● **Goal of the exercise**:
Transcribe the data in full and exactly, omitting any pictures.

● **Material provided**:

⟨

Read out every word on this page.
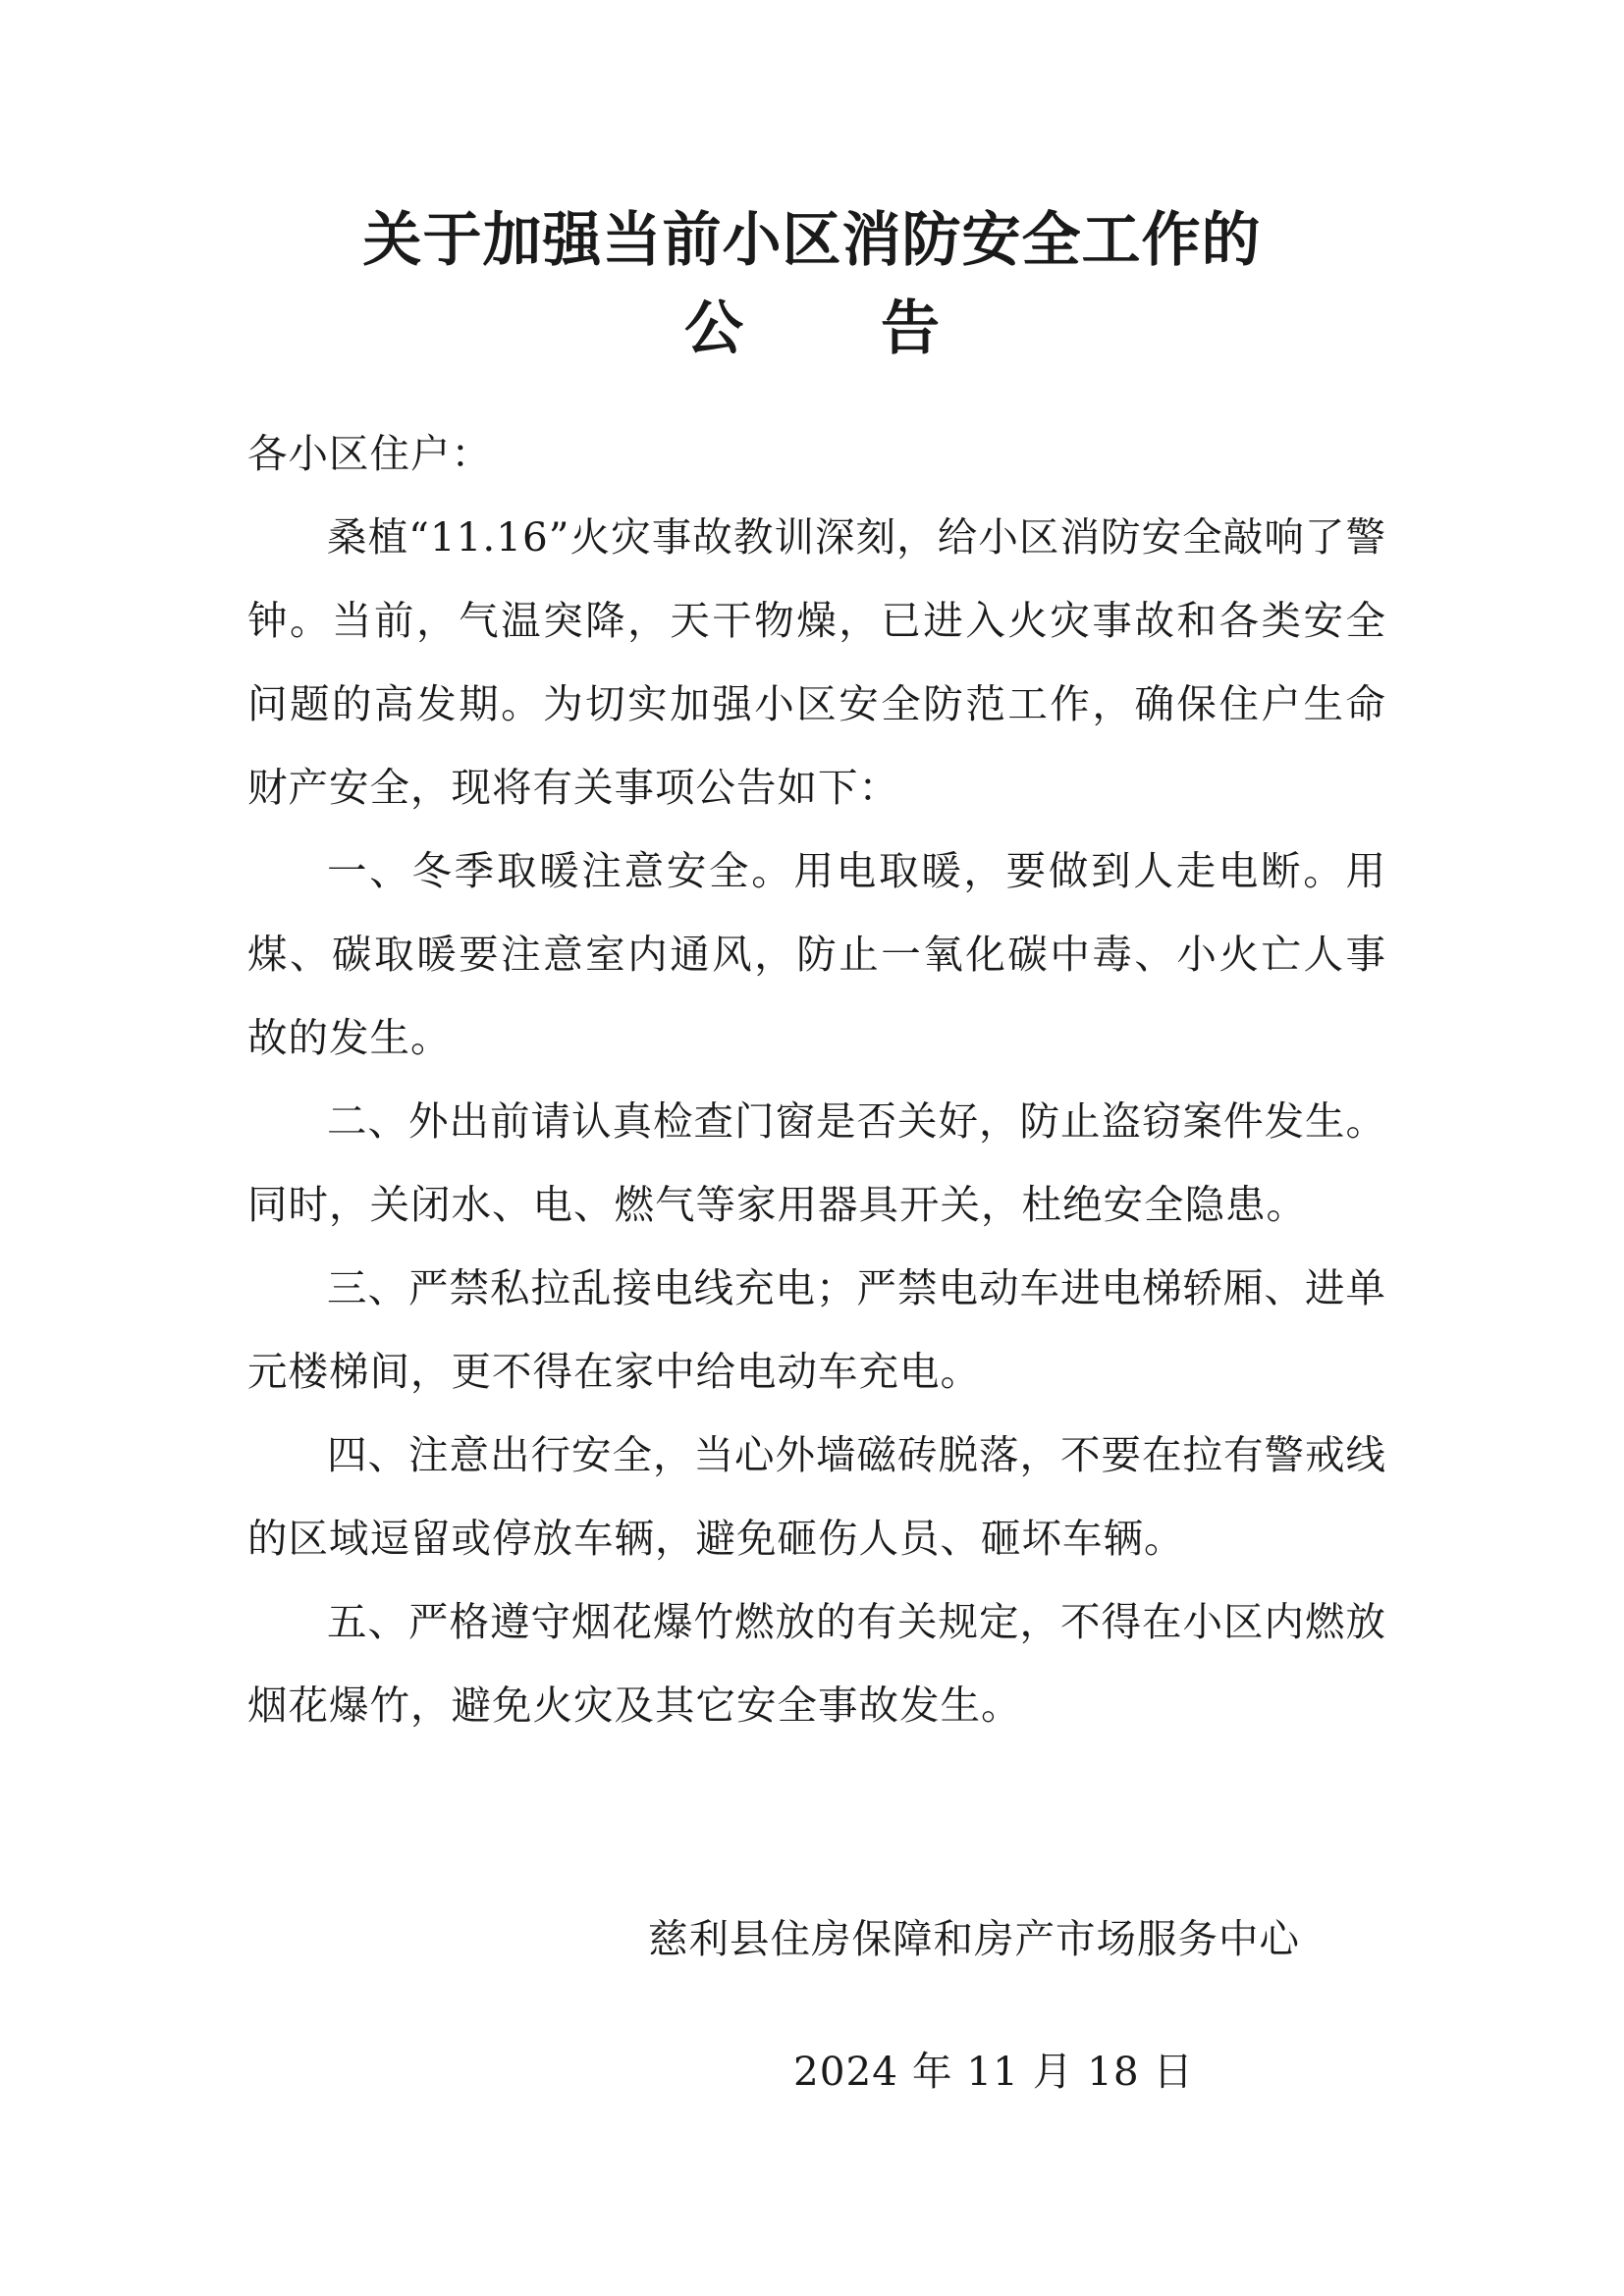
关于加强当前小区消防安全工作的
公告

各小区住户：

桑植“11.16”火灾事故教训深刻，给小区消防安全敲响了警钟。当前，气温突降，天干物燥，已进入火灾事故和各类安全问题的高发期。为切实加强小区安全防范工作，确保住户生命财产安全，现将有关事项公告如下：

一、冬季取暖注意安全。用电取暖，要做到人走电断。用煤、碳取暖要注意室内通风，防止一氧化碳中毒、小火亡人事故的发生。

二、外出前请认真检查门窗是否关好，防止盗窃案件发生。同时，关闭水、电、燃气等家用器具开关，杜绝安全隐患。

三、严禁私拉乱接电线充电；严禁电动车进电梯轿厢、进单元楼梯间，更不得在家中给电动车充电。

四、注意出行安全，当心外墙磁砖脱落，不要在拉有警戒线的区域逗留或停放车辆，避免砸伤人员、砸坏车辆。

五、严格遵守烟花爆竹燃放的有关规定，不得在小区内燃放烟花爆竹，避免火灾及其它安全事故发生。

慈利县住房保障和房产市场服务中心

2024 年 11 月 18 日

⟩

● **Full solution**:
Read out every word on this page.
关于加强当前小区消防安全工作的
公告

各小区住户：

桑植“11.16”火灾事故教训深刻，给小区消防安全敲响了警钟。当前，气温突降，天干物燥，已进入火灾事故和各类安全问题的高发期。为切实加强小区安全防范工作，确保住户生命财产安全，现将有关事项公告如下：

一、冬季取暖注意安全。用电取暖，要做到人走电断。用煤、碳取暖要注意室内通风，防止一氧化碳中毒、小火亡人事故的发生。

二、外出前请认真检查门窗是否关好，防止盗窃案件发生。同时，关闭水、电、燃气等家用器具开关，杜绝安全隐患。

三、严禁私拉乱接电线充电；严禁电动车进电梯轿厢、进单元楼梯间，更不得在家中给电动车充电。

四、注意出行安全，当心外墙磁砖脱落，不要在拉有警戒线的区域逗留或停放车辆，避免砸伤人员、砸坏车辆。

五、严格遵守烟花爆竹燃放的有关规定，不得在小区内燃放烟花爆竹，避免火灾及其它安全事故发生。

慈利县住房保障和房产市场服务中心

2024 年 11 月 18 日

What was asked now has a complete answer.